● Dataset:
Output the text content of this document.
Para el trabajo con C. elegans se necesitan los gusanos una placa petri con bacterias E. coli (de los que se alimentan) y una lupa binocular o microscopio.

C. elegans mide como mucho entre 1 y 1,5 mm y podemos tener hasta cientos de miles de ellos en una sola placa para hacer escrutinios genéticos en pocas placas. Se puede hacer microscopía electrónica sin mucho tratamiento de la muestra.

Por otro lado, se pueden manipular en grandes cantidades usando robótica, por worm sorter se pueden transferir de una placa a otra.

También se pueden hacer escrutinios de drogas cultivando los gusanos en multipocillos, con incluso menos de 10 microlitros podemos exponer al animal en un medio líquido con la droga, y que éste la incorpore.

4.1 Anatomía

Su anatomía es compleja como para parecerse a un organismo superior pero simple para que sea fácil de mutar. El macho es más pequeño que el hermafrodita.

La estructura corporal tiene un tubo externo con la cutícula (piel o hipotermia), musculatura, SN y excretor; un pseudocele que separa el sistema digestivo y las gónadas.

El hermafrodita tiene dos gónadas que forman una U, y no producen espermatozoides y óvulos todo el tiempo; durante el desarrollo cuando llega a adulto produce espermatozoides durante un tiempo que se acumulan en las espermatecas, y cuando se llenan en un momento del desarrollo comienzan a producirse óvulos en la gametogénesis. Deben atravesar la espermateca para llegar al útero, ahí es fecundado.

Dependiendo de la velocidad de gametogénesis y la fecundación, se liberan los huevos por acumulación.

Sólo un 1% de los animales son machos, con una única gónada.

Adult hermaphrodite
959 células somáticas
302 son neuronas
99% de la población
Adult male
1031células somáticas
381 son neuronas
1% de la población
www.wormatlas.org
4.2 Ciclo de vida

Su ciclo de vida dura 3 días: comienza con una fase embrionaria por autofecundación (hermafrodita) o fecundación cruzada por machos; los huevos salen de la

● Problem to work on:
Which lines in the records above contain the string "vida"? Copy each one.

● Answer to this exercise:
4.2 Ciclo de vida
Su ciclo de vida dura 3 días: comienza con una fase embrionaria por autofecundación (hermafrodita) o fecundación cruzada por machos; los huevos salen de la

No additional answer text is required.